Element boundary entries
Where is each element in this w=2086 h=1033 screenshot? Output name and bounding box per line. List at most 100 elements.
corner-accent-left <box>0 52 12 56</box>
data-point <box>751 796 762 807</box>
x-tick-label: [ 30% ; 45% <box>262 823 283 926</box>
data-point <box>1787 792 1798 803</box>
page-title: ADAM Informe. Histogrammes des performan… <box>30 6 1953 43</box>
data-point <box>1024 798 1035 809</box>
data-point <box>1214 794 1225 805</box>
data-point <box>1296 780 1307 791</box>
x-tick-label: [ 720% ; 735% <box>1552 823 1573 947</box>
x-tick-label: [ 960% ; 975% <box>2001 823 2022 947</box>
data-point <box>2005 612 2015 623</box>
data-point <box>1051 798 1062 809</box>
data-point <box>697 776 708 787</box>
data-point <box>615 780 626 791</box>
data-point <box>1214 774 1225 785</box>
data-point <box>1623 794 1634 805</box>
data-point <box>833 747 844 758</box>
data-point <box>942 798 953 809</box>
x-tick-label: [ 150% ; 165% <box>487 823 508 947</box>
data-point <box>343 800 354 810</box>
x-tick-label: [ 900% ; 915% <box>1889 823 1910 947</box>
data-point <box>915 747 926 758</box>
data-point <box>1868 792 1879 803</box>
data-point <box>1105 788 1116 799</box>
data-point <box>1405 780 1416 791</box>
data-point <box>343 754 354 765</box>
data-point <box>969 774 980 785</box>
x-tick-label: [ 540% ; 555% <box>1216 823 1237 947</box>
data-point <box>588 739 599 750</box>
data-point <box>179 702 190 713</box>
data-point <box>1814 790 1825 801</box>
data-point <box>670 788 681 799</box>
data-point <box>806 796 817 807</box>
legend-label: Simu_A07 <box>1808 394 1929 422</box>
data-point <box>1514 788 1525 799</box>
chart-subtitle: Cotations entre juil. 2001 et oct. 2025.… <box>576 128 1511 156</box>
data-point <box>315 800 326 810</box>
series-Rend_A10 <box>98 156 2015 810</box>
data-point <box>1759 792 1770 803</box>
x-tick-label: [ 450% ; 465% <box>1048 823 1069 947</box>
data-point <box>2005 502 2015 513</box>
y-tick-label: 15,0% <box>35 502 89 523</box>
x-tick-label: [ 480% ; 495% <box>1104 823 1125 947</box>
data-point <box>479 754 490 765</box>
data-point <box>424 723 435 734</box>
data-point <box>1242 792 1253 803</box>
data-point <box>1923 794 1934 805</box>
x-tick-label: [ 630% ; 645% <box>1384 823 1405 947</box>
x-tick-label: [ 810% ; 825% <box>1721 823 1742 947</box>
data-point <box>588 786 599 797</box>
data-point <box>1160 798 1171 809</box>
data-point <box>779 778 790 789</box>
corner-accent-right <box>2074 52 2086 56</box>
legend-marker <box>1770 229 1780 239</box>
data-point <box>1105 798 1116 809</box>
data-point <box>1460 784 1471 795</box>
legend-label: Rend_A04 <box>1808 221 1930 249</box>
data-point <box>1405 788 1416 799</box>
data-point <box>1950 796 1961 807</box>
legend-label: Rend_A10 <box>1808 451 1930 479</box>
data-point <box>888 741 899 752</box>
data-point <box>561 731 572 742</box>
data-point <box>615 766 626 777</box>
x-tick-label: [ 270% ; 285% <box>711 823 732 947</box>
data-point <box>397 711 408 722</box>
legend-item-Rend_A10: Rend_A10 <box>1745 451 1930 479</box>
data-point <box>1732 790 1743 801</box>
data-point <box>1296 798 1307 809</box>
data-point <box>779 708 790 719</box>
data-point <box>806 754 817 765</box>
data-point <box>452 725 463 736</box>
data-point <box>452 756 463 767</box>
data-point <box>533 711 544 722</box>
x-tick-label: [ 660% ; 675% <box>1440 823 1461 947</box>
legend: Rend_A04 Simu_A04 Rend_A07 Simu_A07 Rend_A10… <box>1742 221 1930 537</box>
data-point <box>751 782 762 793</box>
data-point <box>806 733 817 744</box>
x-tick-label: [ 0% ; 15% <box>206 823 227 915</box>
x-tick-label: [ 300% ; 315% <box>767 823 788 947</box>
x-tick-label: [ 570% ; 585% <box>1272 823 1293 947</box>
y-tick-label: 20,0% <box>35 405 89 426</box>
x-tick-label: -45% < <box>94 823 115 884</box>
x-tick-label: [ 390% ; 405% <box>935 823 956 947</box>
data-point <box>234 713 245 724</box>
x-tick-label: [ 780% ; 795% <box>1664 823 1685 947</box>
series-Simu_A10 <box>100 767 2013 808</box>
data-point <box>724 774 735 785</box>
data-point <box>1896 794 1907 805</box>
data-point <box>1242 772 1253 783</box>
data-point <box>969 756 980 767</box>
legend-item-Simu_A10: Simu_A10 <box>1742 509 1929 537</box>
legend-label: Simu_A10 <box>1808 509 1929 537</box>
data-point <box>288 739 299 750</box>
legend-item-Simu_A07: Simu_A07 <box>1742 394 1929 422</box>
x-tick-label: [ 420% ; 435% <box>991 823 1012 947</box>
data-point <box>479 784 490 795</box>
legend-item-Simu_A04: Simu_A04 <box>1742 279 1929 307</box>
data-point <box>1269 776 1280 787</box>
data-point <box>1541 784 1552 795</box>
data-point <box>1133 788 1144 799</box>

*Given exercise*: Turn everything from the start of the entries above down to and including the line that contains "data-point <box>479 754 490 765</box>" into a Markdown table. Use a Row column for the line number and an Entry column for the line itself, and leave out any blank lines.

*Solution to the problem*:
| Row | Entry |
|---|---|
| 1 | Where is each element in this w=2086 h=1033 screenshot? Output name and bounding box per line. List at most 100 elements. |
| 2 | corner-accent-left <box>0 52 12 56</box> |
| 3 | data-point <box>751 796 762 807</box> |
| 4 | x-tick-label: [ 30% ; 45% <box>262 823 283 926</box> |
| 5 | data-point <box>1787 792 1798 803</box> |
| 6 | page-title: ADAM Informe. Histogrammes des performan… <box>30 6 1953 43</box> |
| 7 | data-point <box>1024 798 1035 809</box> |
| 8 | data-point <box>1214 794 1225 805</box> |
| 9 | data-point <box>1296 780 1307 791</box> |
| 10 | x-tick-label: [ 720% ; 735% <box>1552 823 1573 947</box> |
| 11 | x-tick-label: [ 960% ; 975% <box>2001 823 2022 947</box> |
| 12 | data-point <box>2005 612 2015 623</box> |
| 13 | data-point <box>1051 798 1062 809</box> |
| 14 | data-point <box>697 776 708 787</box> |
| 15 | data-point <box>615 780 626 791</box> |
| 16 | data-point <box>1214 774 1225 785</box> |
| 17 | data-point <box>1623 794 1634 805</box> |
| 18 | data-point <box>833 747 844 758</box> |
| 19 | data-point <box>942 798 953 809</box> |
| 20 | x-tick-label: [ 150% ; 165% <box>487 823 508 947</box> |
| 21 | data-point <box>343 800 354 810</box> |
| 22 | x-tick-label: [ 900% ; 915% <box>1889 823 1910 947</box> |
| 23 | data-point <box>915 747 926 758</box> |
| 24 | data-point <box>1868 792 1879 803</box> |
| 25 | data-point <box>1105 788 1116 799</box> |
| 26 | data-point <box>1405 780 1416 791</box> |
| 27 | data-point <box>343 754 354 765</box> |
| 28 | data-point <box>969 774 980 785</box> |
| 29 | x-tick-label: [ 540% ; 555% <box>1216 823 1237 947</box> |
| 30 | data-point <box>588 739 599 750</box> |
| 31 | data-point <box>179 702 190 713</box> |
| 32 | data-point <box>1814 790 1825 801</box> |
| 33 | data-point <box>670 788 681 799</box> |
| 34 | data-point <box>806 796 817 807</box> |
| 35 | legend-label: Simu_A07 <box>1808 394 1929 422</box> |
| 36 | data-point <box>1514 788 1525 799</box> |
| 37 | chart-subtitle: Cotations entre juil. 2001 et oct. 2025.… <box>576 128 1511 156</box> |
| 38 | data-point <box>315 800 326 810</box> |
| 39 | series-Rend_A10 <box>98 156 2015 810</box> |
| 40 | data-point <box>1759 792 1770 803</box> |
| 41 | x-tick-label: [ 450% ; 465% <box>1048 823 1069 947</box> |
| 42 | data-point <box>2005 502 2015 513</box> |
| 43 | y-tick-label: 15,0% <box>35 502 89 523</box> |
| 44 | x-tick-label: [ 480% ; 495% <box>1104 823 1125 947</box> |
| 45 | data-point <box>479 754 490 765</box> |